## Data to use
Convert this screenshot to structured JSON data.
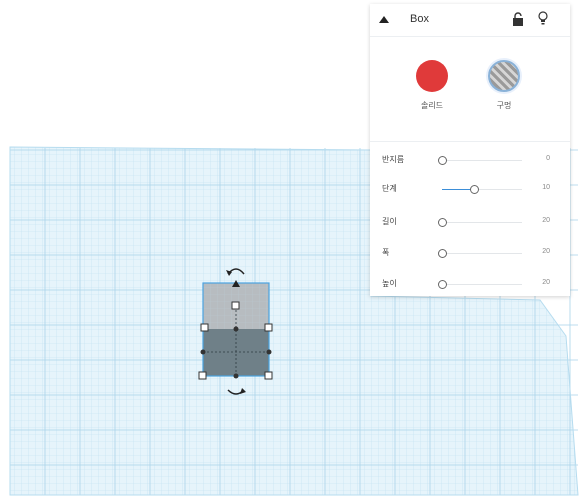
{
  "inspector": {
    "title": "Box",
    "solid_label": "솔리드",
    "hole_label": "구멍",
    "solid_color": "#e03a3a",
    "icons": {
      "collapse": "triangle-up-icon",
      "lock": "lock-icon",
      "visibility": "light-bulb-icon"
    },
    "params": [
      {
        "label": "반지름",
        "value": "0",
        "level": 0.0
      },
      {
        "label": "단계",
        "value": "10",
        "level": 0.4
      },
      {
        "label": "길이",
        "value": "20",
        "level": 0.0
      },
      {
        "label": "폭",
        "value": "20",
        "level": 0.0
      },
      {
        "label": "높이",
        "value": "20",
        "level": 0.0
      }
    ]
  },
  "workplane": {
    "grid_color": "#cfe8f5",
    "plane_color": "#e6f4fb"
  },
  "selected_shape": {
    "type": "box",
    "color": "#7d8c95"
  }
}
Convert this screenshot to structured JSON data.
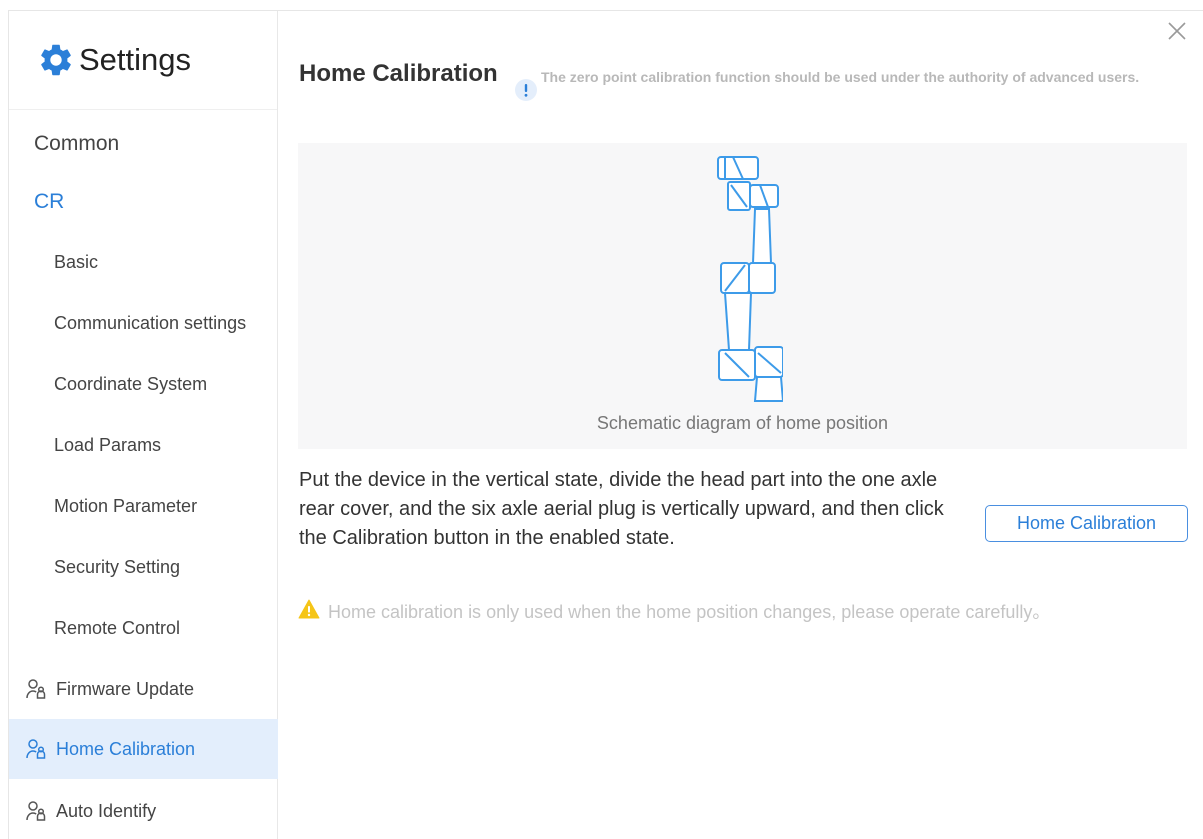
{
  "sidebar": {
    "title": "Settings",
    "items": [
      {
        "label": "Common"
      },
      {
        "label": "CR"
      },
      {
        "label": "Basic"
      },
      {
        "label": "Communication settings"
      },
      {
        "label": "Coordinate System"
      },
      {
        "label": "Load Params"
      },
      {
        "label": "Motion Parameter"
      },
      {
        "label": "Security Setting"
      },
      {
        "label": "Remote Control"
      },
      {
        "label": "Firmware Update",
        "icon": "user-group-icon"
      },
      {
        "label": "Home Calibration",
        "icon": "user-group-icon",
        "active": true
      },
      {
        "label": "Auto Identify",
        "icon": "user-group-icon"
      }
    ]
  },
  "main": {
    "title": "Home Calibration",
    "info_note": "The zero point calibration function should be used under the authority of advanced users.",
    "diagram_caption": "Schematic diagram of home position",
    "instructions": "Put the device in the vertical state, divide the head part into the one axle rear cover, and the six axle aerial plug is vertically upward, and then click the Calibration button in the enabled state.",
    "button_label": "Home Calibration",
    "warning": "Home calibration is only used when the home position changes, please operate carefully。"
  },
  "colors": {
    "accent": "#2b7fd8",
    "active_bg": "#e3eefc",
    "warning": "#f5c518",
    "robot_line": "#3d9be9"
  }
}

## Task
Look for the word "title" in every line of the listing and copy the lines that have it.

## Expected output
    "title": "Box",
    "title": "Settings",
    "title": "Home Calibration",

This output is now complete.